#### [AIM]
From the entries that follow, gather each line holding the word "data".

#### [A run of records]
*****

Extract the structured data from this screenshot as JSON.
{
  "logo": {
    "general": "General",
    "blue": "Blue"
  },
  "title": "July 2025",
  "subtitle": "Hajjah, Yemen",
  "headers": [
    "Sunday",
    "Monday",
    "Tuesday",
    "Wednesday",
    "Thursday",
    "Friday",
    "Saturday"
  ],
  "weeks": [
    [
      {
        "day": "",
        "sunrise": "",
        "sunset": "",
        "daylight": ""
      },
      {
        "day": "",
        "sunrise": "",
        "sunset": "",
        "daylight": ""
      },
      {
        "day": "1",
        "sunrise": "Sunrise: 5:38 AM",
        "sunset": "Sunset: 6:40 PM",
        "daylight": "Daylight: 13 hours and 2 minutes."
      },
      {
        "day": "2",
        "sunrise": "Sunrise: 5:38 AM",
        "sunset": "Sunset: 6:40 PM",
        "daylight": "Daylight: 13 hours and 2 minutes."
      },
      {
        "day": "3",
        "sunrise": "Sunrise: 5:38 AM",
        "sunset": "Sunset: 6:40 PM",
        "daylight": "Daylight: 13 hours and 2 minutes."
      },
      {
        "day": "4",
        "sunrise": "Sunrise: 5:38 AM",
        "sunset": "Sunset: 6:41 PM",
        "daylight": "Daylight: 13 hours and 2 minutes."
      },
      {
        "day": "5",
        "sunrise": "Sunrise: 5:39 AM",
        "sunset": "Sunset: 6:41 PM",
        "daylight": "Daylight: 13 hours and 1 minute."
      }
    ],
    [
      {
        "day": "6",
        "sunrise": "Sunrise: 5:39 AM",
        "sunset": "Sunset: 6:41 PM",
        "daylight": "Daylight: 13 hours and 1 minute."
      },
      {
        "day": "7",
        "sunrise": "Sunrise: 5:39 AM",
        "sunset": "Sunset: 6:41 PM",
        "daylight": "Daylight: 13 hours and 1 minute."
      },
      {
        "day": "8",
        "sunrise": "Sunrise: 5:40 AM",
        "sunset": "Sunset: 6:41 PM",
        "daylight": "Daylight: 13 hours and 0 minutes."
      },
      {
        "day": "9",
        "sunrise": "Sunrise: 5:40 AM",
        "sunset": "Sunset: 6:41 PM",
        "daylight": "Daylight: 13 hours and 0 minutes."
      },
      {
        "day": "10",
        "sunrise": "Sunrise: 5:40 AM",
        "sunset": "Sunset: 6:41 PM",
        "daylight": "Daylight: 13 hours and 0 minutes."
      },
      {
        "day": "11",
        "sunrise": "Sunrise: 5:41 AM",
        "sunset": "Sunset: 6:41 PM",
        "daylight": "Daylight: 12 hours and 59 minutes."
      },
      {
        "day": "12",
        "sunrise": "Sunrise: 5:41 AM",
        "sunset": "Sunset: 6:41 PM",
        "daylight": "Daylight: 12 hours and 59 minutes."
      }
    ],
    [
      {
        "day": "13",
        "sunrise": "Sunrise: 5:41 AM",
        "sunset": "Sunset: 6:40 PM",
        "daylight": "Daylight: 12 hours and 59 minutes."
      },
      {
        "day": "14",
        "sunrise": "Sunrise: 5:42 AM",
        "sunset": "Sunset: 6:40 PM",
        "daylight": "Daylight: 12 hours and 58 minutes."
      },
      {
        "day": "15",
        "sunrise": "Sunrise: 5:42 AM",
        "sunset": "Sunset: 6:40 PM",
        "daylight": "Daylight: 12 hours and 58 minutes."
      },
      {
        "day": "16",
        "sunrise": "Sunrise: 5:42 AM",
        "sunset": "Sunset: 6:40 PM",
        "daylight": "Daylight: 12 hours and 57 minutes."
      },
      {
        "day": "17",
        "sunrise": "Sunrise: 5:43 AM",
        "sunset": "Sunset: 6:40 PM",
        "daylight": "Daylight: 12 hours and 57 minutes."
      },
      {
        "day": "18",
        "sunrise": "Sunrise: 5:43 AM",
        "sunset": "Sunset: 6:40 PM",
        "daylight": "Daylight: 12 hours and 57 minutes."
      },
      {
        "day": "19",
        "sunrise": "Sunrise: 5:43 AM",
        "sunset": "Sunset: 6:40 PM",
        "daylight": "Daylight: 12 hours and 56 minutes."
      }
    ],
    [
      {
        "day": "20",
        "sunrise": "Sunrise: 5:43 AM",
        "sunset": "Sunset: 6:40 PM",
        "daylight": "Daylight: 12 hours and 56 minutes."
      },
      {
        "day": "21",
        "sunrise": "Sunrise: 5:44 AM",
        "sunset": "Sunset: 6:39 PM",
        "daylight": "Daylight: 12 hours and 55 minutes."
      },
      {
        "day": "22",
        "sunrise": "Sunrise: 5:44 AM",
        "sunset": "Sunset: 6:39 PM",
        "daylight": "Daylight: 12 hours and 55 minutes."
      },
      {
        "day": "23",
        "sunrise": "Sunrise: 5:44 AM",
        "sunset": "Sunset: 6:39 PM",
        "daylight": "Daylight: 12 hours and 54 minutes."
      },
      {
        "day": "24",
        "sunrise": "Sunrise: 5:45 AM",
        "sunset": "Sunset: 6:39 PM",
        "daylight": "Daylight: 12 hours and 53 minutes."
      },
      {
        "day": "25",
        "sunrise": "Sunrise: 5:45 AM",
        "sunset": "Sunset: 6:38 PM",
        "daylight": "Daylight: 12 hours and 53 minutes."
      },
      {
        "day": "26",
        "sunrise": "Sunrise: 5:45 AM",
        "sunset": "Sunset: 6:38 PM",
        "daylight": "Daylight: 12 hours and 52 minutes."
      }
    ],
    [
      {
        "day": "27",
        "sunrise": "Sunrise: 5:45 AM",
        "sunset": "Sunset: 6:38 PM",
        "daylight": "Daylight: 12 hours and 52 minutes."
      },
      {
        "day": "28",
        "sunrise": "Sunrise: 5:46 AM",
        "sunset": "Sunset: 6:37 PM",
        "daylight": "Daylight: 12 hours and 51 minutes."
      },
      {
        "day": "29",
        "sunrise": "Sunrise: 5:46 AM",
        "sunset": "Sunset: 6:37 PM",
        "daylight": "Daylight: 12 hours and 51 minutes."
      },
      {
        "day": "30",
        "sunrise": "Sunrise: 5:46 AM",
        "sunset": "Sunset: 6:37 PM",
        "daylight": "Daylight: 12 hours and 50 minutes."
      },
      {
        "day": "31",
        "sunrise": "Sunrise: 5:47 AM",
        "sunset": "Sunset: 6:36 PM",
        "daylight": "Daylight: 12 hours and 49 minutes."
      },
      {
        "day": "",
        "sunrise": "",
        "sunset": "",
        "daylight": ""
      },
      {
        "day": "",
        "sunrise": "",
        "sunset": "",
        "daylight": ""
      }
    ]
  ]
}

*****

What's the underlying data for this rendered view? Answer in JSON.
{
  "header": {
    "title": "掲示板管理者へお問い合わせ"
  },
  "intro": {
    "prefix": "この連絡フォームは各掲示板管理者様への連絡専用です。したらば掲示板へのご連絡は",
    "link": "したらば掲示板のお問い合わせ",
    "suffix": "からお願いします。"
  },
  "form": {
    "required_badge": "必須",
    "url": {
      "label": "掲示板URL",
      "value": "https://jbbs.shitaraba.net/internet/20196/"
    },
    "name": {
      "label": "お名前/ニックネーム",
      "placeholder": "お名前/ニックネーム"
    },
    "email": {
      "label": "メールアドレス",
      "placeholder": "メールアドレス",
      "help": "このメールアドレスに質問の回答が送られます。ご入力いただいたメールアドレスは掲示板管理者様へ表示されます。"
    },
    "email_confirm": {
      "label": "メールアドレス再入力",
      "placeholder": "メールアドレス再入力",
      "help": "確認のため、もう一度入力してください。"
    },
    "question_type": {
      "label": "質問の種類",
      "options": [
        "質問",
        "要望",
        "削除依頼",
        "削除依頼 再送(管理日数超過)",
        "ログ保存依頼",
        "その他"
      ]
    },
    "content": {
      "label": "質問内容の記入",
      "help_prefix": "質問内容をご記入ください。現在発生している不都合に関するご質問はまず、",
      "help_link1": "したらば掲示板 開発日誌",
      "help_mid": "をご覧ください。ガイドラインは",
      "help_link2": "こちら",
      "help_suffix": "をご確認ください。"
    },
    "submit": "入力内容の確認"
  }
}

*****

#### [EXPECTED ANSWER]
Extract the structured data from this screenshot as JSON.
What's the underlying data for this rendered view? Answer in JSON.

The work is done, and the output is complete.